◆ TASK DETAILS: Transcribe the material in full, exactly as written.
»»
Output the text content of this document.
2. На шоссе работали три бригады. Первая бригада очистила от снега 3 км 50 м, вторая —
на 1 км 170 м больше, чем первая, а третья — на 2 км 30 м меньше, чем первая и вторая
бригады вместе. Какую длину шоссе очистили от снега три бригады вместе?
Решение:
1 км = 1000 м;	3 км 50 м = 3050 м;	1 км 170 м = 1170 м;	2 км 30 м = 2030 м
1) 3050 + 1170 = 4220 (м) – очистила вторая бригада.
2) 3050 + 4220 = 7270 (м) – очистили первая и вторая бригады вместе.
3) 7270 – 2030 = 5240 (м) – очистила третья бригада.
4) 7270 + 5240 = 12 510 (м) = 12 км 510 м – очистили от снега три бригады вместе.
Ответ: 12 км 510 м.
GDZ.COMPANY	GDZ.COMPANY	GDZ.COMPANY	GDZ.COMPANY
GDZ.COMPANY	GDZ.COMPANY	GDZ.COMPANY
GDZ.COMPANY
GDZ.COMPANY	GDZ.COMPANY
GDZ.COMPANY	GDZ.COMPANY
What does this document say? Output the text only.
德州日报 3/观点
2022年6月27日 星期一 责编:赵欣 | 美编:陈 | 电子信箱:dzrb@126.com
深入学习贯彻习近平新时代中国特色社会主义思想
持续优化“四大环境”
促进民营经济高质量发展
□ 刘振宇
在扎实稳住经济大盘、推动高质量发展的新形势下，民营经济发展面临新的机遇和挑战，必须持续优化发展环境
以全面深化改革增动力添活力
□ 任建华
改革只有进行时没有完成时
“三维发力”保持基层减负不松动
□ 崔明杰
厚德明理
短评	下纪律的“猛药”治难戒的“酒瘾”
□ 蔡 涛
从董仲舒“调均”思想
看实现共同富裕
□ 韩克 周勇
««
◆ PROBLEM SOLUTION:
Output the text content of this document.
2. На шоссе работали три бригады. Первая бригада очистила от снега 3 км 50 м, вторая —
на 1 км 170 м больше, чем первая, а третья — на 2 км 30 м меньше, чем первая и вторая
бригады вместе. Какую длину шоссе очистили от снега три бригады вместе?
Решение:
1 км = 1000 м;	3 км 50 м = 3050 м;	1 км 170 м = 1170 м;	2 км 30 м = 2030 м
1) 3050 + 1170 = 4220 (м) – очистила вторая бригада.
2) 3050 + 4220 = 7270 (м) – очистили первая и вторая бригады вместе.
3) 7270 – 2030 = 5240 (м) – очистила третья бригада.
4) 7270 + 5240 = 12 510 (м) = 12 км 510 м – очистили от снега три бригады вместе.
Ответ: 12 км 510 м.
GDZ.COMPANY	GDZ.COMPANY	GDZ.COMPANY	GDZ.COMPANY
GDZ.COMPANY	GDZ.COMPANY	GDZ.COMPANY
GDZ.COMPANY
GDZ.COMPANY	GDZ.COMPANY
GDZ.COMPANY	GDZ.COMPANY
What does this document say? Output the text only.
德州日报 3/观点
2022年6月27日 星期一 责编:赵欣 | 美编:陈 | 电子信箱:dzrb@126.com
深入学习贯彻习近平新时代中国特色社会主义思想
持续优化“四大环境”
促进民营经济高质量发展
□ 刘振宇
在扎实稳住经济大盘、推动高质量发展的新形势下，民营经济发展面临新的机遇和挑战，必须持续优化发展环境
以全面深化改革增动力添活力
□ 任建华
改革只有进行时没有完成时
“三维发力”保持基层减负不松动
□ 崔明杰
厚德明理
短评	下纪律的“猛药”治难戒的“酒瘾”
□ 蔡 涛
从董仲舒“调均”思想
看实现共同富裕
□ 韩克 周勇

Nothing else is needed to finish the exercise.